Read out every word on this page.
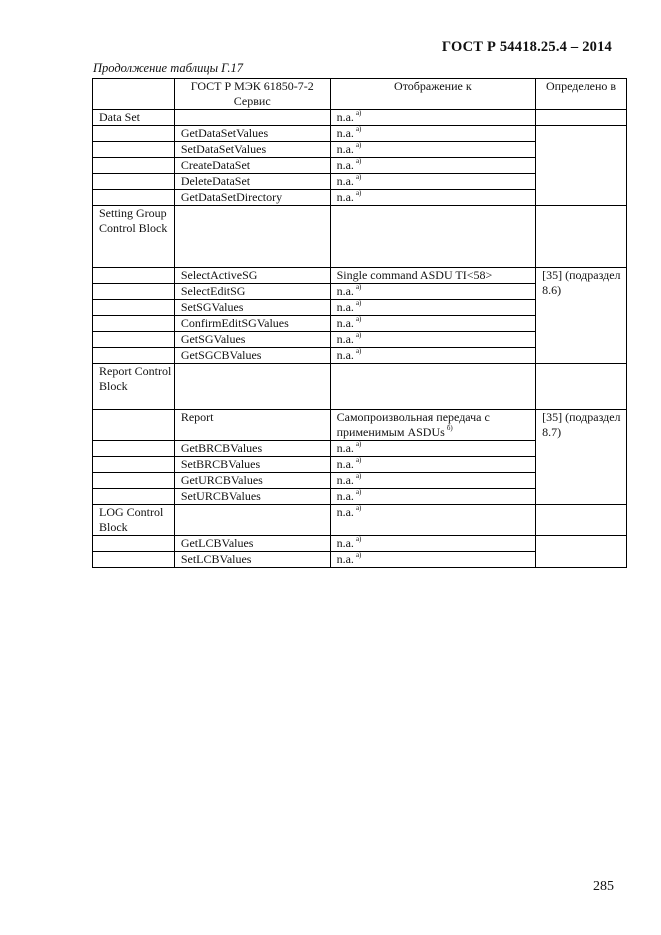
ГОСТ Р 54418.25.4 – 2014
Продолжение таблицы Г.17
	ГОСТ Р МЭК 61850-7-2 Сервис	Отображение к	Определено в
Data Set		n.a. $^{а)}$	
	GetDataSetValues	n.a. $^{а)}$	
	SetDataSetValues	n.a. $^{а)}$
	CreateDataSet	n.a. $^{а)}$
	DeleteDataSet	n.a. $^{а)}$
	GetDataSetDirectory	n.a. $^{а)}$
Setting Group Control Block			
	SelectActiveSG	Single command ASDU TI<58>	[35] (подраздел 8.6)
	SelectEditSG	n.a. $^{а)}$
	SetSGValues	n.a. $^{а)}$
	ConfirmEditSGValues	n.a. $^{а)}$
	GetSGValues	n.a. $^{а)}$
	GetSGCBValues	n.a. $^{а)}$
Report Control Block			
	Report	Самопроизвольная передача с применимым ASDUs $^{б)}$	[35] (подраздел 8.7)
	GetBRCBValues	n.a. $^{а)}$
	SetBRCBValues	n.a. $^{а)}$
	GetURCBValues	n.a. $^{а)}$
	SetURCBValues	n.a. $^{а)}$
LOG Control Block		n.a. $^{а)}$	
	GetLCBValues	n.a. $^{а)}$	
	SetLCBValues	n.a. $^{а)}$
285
• • • • • • •
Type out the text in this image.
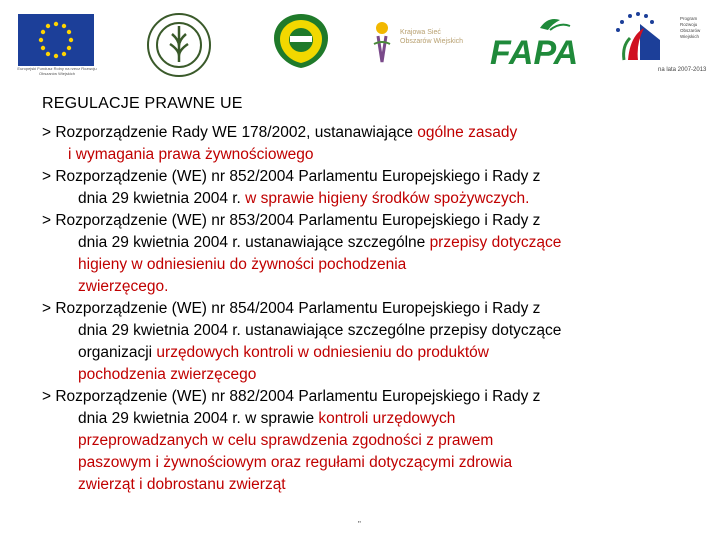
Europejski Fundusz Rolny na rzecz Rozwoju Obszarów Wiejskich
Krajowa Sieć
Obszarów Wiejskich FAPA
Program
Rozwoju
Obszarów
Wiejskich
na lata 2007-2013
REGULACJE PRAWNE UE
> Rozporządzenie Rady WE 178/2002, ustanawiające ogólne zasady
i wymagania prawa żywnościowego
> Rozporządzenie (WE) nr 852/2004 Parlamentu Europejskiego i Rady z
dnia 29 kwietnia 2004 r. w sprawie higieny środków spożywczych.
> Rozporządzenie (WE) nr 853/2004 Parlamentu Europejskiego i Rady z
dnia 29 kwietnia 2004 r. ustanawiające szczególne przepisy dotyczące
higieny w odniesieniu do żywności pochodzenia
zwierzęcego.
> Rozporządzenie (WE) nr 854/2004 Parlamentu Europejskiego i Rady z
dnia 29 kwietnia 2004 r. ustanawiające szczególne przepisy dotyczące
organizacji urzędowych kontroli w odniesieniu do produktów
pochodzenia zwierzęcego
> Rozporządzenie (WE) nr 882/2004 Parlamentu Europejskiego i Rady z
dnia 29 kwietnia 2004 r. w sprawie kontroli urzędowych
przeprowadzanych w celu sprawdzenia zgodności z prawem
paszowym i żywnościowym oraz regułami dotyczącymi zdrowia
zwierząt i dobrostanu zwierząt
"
• • • • • • •
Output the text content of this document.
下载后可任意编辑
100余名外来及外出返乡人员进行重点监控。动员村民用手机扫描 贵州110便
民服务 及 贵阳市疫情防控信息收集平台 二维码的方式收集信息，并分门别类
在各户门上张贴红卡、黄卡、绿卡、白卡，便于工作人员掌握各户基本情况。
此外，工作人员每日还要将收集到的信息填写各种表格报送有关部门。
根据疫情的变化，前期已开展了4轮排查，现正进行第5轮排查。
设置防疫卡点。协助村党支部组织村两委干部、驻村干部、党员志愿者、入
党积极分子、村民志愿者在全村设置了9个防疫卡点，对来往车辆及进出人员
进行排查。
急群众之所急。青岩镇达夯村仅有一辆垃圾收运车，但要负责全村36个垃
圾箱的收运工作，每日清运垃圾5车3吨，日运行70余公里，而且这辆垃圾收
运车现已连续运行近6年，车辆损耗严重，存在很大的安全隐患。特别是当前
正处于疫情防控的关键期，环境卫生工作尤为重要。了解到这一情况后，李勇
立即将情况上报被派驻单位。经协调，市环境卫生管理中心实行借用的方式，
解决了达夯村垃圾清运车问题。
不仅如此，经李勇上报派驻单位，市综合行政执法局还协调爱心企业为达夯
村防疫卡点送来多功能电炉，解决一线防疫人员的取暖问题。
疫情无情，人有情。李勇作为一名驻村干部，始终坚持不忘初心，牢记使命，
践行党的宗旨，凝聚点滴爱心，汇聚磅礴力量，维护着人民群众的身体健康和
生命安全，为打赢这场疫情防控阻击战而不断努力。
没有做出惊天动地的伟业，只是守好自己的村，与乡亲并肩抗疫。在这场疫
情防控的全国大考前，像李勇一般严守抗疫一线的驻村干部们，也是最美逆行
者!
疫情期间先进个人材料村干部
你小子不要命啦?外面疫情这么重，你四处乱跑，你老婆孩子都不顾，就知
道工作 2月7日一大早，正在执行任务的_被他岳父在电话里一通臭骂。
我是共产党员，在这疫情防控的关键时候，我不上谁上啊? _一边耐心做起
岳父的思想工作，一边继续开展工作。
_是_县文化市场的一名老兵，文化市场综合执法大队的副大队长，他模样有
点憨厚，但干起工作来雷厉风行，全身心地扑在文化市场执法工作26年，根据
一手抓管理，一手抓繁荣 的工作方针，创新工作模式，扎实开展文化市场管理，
• • • • • • •
▶ **STATED TASK**
Determine how many of the lines above hold the word "kontroli", and output that number by itself.

▶ **EXERCISE RESPONSE**
2